• [Exercise aim] Assemble all lines in which the string "screenshot" appears.
[start of Supplied entries]
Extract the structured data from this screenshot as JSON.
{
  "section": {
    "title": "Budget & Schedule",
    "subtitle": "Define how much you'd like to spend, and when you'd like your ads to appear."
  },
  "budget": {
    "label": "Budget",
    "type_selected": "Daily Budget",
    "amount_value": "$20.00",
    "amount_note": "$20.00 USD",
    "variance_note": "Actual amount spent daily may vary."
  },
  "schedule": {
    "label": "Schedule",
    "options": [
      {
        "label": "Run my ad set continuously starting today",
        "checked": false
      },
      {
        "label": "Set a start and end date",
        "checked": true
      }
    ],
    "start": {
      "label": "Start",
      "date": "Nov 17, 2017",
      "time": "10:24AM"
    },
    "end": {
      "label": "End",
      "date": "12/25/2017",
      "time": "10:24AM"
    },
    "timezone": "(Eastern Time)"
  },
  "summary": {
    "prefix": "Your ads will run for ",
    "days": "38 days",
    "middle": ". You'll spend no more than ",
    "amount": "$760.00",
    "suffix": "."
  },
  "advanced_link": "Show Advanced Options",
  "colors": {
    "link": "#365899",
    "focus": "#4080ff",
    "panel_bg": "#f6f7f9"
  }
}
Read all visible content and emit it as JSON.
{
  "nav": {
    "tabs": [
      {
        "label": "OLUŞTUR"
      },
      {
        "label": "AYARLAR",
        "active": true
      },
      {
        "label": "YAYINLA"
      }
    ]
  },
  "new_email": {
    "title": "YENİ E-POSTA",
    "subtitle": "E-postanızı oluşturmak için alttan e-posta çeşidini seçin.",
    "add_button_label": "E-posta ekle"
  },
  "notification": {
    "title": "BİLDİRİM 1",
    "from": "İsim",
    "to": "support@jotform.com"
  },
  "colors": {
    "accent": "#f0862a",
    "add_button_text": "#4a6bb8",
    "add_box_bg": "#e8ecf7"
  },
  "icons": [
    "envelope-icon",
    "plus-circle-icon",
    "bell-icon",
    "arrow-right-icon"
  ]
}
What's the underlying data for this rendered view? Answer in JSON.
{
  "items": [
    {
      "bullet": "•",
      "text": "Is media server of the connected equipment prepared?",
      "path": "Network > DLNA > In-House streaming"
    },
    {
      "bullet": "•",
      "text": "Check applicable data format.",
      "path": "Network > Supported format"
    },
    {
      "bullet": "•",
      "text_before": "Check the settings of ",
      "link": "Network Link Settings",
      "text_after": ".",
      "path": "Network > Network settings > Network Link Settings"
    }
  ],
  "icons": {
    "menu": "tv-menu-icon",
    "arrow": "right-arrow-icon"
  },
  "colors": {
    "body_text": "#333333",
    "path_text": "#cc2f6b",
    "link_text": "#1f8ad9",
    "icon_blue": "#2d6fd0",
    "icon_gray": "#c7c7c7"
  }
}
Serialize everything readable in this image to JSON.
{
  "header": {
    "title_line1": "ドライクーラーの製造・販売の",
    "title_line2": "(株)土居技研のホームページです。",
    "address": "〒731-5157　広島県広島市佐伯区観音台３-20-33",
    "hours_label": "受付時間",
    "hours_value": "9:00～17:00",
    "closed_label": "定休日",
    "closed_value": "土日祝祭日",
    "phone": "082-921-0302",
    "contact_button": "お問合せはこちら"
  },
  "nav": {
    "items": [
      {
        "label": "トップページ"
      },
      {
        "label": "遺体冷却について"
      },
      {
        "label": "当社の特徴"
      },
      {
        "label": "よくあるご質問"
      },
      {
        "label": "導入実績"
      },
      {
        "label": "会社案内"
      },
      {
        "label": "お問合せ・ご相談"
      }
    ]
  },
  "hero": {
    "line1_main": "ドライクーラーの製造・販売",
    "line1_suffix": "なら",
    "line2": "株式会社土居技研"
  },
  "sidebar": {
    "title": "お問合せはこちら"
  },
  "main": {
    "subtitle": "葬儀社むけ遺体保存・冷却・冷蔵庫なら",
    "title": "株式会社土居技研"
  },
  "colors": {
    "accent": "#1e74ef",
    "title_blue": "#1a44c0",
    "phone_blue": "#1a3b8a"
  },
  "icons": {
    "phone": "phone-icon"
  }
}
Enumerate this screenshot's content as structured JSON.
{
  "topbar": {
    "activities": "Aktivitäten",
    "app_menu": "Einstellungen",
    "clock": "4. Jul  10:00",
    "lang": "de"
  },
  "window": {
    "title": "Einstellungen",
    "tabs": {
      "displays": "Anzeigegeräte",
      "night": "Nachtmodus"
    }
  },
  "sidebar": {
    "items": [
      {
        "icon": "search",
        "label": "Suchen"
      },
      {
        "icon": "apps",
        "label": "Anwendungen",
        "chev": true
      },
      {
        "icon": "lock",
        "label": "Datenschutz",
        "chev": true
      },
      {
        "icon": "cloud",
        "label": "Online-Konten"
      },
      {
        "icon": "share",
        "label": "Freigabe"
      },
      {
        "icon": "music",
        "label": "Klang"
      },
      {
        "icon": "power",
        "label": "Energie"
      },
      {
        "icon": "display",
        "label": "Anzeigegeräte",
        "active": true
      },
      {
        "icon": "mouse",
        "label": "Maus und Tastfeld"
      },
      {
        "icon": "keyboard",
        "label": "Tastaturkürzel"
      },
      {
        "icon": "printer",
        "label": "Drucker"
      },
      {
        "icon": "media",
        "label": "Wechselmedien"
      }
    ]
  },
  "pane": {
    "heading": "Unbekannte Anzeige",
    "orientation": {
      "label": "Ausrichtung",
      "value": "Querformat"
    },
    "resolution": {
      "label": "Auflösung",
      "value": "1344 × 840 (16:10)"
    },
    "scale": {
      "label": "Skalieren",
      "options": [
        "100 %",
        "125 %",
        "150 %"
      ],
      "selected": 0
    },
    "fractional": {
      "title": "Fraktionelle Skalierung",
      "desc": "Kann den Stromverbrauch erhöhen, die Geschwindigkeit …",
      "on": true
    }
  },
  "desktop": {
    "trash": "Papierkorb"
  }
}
[end of Supplied entries]
• [Exercise solution]
Extract the structured data from this screenshot as JSON.
Enumerate this screenshot's content as structured JSON.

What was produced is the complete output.